++++ Task inputs

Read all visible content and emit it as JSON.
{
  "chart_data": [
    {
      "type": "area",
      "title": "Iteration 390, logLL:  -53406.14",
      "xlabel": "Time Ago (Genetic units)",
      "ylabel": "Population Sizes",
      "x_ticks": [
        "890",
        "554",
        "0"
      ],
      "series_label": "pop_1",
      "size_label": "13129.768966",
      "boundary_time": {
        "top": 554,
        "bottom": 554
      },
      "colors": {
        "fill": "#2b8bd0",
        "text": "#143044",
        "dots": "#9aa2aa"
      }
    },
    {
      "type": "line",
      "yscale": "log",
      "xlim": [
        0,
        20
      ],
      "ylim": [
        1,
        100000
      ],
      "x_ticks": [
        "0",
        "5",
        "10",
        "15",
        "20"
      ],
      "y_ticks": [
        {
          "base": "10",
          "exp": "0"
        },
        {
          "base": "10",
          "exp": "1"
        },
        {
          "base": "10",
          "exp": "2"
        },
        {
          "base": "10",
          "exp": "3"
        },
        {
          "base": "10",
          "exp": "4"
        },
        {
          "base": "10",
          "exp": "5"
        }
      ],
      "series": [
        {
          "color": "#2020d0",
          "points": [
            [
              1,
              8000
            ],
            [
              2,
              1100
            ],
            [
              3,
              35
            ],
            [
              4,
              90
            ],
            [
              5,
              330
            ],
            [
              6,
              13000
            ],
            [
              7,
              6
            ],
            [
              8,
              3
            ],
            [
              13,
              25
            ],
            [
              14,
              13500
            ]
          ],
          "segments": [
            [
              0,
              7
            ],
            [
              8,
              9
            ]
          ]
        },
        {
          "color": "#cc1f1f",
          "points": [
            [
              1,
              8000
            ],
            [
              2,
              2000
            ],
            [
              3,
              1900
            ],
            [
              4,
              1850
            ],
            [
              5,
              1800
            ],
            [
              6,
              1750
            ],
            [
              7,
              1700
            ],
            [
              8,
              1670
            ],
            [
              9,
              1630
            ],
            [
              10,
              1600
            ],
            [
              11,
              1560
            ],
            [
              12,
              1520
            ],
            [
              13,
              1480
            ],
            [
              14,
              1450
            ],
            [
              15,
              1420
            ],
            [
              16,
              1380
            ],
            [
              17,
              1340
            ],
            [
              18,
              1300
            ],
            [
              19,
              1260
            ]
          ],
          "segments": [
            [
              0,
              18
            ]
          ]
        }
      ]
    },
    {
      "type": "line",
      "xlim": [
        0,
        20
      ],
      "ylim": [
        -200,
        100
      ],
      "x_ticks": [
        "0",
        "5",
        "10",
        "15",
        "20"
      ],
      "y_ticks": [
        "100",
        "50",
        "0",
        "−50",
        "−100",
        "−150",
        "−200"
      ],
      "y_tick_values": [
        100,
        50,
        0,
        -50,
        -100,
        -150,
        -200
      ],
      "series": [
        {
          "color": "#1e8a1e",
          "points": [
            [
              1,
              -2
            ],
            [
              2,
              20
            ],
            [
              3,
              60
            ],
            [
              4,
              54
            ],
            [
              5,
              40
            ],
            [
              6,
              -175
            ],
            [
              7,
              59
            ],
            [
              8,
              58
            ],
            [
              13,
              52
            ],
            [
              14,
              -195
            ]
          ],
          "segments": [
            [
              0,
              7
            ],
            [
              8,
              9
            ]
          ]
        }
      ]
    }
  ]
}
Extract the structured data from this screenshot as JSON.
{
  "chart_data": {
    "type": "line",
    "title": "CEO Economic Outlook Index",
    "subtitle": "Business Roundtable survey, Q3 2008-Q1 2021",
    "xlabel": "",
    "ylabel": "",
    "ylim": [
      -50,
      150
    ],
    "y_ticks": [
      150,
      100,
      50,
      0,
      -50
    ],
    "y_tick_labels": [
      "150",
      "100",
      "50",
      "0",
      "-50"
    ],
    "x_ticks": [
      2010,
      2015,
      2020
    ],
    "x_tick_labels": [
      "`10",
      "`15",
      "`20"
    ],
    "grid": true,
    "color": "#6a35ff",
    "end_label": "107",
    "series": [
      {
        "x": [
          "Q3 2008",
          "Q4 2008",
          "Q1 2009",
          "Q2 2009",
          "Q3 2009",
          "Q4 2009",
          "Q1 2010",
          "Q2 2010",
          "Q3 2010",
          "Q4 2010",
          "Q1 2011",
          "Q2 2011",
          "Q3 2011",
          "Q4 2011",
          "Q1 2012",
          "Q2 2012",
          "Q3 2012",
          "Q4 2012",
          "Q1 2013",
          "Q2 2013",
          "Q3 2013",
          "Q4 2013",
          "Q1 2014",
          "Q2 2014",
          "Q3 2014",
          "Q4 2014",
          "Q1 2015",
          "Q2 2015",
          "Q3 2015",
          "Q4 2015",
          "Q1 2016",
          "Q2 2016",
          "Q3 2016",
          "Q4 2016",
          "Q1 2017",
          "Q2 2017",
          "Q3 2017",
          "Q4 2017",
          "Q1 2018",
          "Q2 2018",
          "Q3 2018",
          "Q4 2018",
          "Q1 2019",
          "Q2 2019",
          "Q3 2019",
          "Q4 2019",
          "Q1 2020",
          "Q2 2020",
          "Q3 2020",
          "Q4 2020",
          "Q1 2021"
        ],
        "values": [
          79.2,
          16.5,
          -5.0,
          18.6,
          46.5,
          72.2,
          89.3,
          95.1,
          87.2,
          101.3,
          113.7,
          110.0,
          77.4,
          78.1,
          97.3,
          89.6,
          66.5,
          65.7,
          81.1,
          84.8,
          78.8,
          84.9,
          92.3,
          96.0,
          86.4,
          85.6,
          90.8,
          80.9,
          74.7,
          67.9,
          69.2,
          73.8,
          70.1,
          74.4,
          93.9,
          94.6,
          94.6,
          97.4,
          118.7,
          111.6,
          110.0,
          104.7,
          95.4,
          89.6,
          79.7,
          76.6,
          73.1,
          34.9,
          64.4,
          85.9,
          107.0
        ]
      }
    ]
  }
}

++++++++

**Objective:**
Above are the records. Copy every line in them holding "xlabel".

**Task answer:**
      "xlabel": "Time Ago (Genetic units)",
    "xlabel": "",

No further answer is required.